## START

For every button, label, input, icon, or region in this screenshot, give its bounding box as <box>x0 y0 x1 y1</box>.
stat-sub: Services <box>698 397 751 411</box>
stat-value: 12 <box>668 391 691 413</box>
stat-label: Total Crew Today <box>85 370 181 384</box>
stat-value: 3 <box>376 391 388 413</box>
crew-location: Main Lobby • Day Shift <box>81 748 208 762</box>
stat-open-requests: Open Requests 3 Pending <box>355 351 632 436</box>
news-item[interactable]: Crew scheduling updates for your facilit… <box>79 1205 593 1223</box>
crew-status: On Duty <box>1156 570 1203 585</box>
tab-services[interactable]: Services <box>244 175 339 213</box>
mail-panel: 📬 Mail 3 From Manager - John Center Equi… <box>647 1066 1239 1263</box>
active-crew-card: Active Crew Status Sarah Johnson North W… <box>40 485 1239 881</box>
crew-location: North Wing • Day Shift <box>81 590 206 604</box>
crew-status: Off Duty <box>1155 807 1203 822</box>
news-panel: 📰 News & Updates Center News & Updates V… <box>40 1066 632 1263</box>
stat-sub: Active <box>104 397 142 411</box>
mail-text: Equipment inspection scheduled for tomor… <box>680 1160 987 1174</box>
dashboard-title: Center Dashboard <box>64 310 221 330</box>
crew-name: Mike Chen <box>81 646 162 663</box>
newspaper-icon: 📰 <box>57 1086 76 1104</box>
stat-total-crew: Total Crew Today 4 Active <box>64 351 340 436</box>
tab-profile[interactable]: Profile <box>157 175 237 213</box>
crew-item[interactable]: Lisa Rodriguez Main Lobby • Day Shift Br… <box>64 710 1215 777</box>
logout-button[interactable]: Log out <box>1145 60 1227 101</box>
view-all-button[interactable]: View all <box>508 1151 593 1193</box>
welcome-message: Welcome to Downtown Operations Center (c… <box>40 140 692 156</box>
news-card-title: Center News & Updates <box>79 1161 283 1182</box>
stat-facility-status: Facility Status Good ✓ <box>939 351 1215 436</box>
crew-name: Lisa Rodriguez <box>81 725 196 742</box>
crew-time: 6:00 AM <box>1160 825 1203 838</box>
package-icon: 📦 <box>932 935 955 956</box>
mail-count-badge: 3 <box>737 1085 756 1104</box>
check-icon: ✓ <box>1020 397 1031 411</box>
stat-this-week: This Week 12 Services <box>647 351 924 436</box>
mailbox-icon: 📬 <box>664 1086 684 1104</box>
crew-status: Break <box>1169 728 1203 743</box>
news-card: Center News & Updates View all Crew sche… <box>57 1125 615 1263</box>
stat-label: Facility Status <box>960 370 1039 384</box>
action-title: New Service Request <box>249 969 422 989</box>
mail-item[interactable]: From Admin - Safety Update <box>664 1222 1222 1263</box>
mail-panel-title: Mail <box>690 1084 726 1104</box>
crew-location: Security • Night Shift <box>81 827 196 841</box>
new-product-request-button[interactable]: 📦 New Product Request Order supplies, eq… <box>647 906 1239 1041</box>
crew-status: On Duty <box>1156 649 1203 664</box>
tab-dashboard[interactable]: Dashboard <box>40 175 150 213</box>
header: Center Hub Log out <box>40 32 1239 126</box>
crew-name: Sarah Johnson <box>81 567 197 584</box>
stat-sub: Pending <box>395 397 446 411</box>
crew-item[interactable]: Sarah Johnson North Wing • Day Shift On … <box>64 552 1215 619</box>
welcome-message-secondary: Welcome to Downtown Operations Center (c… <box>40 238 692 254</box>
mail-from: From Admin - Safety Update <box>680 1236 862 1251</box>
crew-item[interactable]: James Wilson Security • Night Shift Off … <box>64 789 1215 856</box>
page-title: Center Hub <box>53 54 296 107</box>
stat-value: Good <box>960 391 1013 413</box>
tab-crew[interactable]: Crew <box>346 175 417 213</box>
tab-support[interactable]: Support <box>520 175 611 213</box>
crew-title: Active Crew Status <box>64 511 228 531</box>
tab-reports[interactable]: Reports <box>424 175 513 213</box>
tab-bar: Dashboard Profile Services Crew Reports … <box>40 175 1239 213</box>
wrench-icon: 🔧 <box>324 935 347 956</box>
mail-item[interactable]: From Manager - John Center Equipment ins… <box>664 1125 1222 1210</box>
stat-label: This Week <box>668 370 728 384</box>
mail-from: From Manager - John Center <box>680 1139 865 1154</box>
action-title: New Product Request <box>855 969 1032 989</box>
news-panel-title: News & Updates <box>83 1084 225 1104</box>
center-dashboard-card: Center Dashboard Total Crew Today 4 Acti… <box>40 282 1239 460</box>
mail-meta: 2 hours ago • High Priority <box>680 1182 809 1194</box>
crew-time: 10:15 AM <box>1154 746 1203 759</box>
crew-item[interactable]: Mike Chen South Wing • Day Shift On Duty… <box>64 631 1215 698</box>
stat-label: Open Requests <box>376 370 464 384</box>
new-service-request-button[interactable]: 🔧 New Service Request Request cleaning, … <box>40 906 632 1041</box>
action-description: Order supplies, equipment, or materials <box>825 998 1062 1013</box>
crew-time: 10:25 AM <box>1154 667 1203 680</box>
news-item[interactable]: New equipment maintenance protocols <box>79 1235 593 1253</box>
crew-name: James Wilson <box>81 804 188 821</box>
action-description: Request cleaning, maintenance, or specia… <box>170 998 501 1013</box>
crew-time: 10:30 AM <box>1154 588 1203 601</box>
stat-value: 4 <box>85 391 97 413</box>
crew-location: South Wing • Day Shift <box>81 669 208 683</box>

## END

• **Task to complete**
Copy all of the items above verbatim, line for line.

• **Answer for this exercise**
For every button, label, input, icon, or region in this screenshot, give its bounding box as <box>x0 y0 x1 y1</box>.
stat-sub: Services <box>698 397 751 411</box>
stat-value: 12 <box>668 391 691 413</box>
stat-label: Total Crew Today <box>85 370 181 384</box>
stat-value: 3 <box>376 391 388 413</box>
crew-location: Main Lobby • Day Shift <box>81 748 208 762</box>
stat-open-requests: Open Requests 3 Pending <box>355 351 632 436</box>
news-item[interactable]: Crew scheduling updates for your facilit… <box>79 1205 593 1223</box>
crew-status: On Duty <box>1156 570 1203 585</box>
tab-services[interactable]: Services <box>244 175 339 213</box>
mail-panel: 📬 Mail 3 From Manager - John Center Equi… <box>647 1066 1239 1263</box>
active-crew-card: Active Crew Status Sarah Johnson North W… <box>40 485 1239 881</box>
crew-location: North Wing • Day Shift <box>81 590 206 604</box>
crew-status: Off Duty <box>1155 807 1203 822</box>
news-panel: 📰 News & Updates Center News & Updates V… <box>40 1066 632 1263</box>
stat-sub: Active <box>104 397 142 411</box>
mail-text: Equipment inspection scheduled for tomor… <box>680 1160 987 1174</box>
dashboard-title: Center Dashboard <box>64 310 221 330</box>
crew-name: Mike Chen <box>81 646 162 663</box>
newspaper-icon: 📰 <box>57 1086 76 1104</box>
stat-total-crew: Total Crew Today 4 Active <box>64 351 340 436</box>
tab-profile[interactable]: Profile <box>157 175 237 213</box>
crew-item[interactable]: Lisa Rodriguez Main Lobby • Day Shift Br… <box>64 710 1215 777</box>
logout-button[interactable]: Log out <box>1145 60 1227 101</box>
view-all-button[interactable]: View all <box>508 1151 593 1193</box>
welcome-message: Welcome to Downtown Operations Center (c… <box>40 140 692 156</box>
news-card-title: Center News & Updates <box>79 1161 283 1182</box>
stat-facility-status: Facility Status Good ✓ <box>939 351 1215 436</box>
crew-name: Lisa Rodriguez <box>81 725 196 742</box>
crew-time: 6:00 AM <box>1160 825 1203 838</box>
package-icon: 📦 <box>932 935 955 956</box>
mail-count-badge: 3 <box>737 1085 756 1104</box>
check-icon: ✓ <box>1020 397 1031 411</box>
stat-this-week: This Week 12 Services <box>647 351 924 436</box>
mailbox-icon: 📬 <box>664 1086 684 1104</box>
crew-status: Break <box>1169 728 1203 743</box>
news-card: Center News & Updates View all Crew sche… <box>57 1125 615 1263</box>
stat-label: Facility Status <box>960 370 1039 384</box>
action-title: New Service Request <box>249 969 422 989</box>
mail-item[interactable]: From Admin - Safety Update <box>664 1222 1222 1263</box>
mail-panel-title: Mail <box>690 1084 726 1104</box>
crew-location: Security • Night Shift <box>81 827 196 841</box>
new-product-request-button[interactable]: 📦 New Product Request Order supplies, eq… <box>647 906 1239 1041</box>
crew-status: On Duty <box>1156 649 1203 664</box>
tab-dashboard[interactable]: Dashboard <box>40 175 150 213</box>
header: Center Hub Log out <box>40 32 1239 126</box>
crew-name: Sarah Johnson <box>81 567 197 584</box>
stat-sub: Pending <box>395 397 446 411</box>
crew-item[interactable]: Sarah Johnson North Wing • Day Shift On … <box>64 552 1215 619</box>
welcome-message-secondary: Welcome to Downtown Operations Center (c… <box>40 238 692 254</box>
mail-from: From Admin - Safety Update <box>680 1236 862 1251</box>
crew-item[interactable]: James Wilson Security • Night Shift Off … <box>64 789 1215 856</box>
page-title: Center Hub <box>53 54 296 107</box>
stat-value: Good <box>960 391 1013 413</box>
tab-crew[interactable]: Crew <box>346 175 417 213</box>
tab-support[interactable]: Support <box>520 175 611 213</box>
crew-title: Active Crew Status <box>64 511 228 531</box>
tab-reports[interactable]: Reports <box>424 175 513 213</box>
tab-bar: Dashboard Profile Services Crew Reports … <box>40 175 1239 213</box>
wrench-icon: 🔧 <box>324 935 347 956</box>
mail-item[interactable]: From Manager - John Center Equipment ins… <box>664 1125 1222 1210</box>
stat-label: This Week <box>668 370 728 384</box>
mail-from: From Manager - John Center <box>680 1139 865 1154</box>
action-title: New Product Request <box>855 969 1032 989</box>
news-panel-title: News & Updates <box>83 1084 225 1104</box>
center-dashboard-card: Center Dashboard Total Crew Today 4 Acti… <box>40 282 1239 460</box>
mail-meta: 2 hours ago • High Priority <box>680 1182 809 1194</box>
crew-time: 10:15 AM <box>1154 746 1203 759</box>
crew-item[interactable]: Mike Chen South Wing • Day Shift On Duty… <box>64 631 1215 698</box>
stat-label: Open Requests <box>376 370 464 384</box>
new-service-request-button[interactable]: 🔧 New Service Request Request cleaning, … <box>40 906 632 1041</box>
action-description: Order supplies, equipment, or materials <box>825 998 1062 1013</box>
crew-time: 10:25 AM <box>1154 667 1203 680</box>
news-item[interactable]: New equipment maintenance protocols <box>79 1235 593 1253</box>
crew-name: James Wilson <box>81 804 188 821</box>
action-description: Request cleaning, maintenance, or specia… <box>170 998 501 1013</box>
crew-time: 10:30 AM <box>1154 588 1203 601</box>
stat-value: 4 <box>85 391 97 413</box>
crew-location: South Wing • Day Shift <box>81 669 208 683</box>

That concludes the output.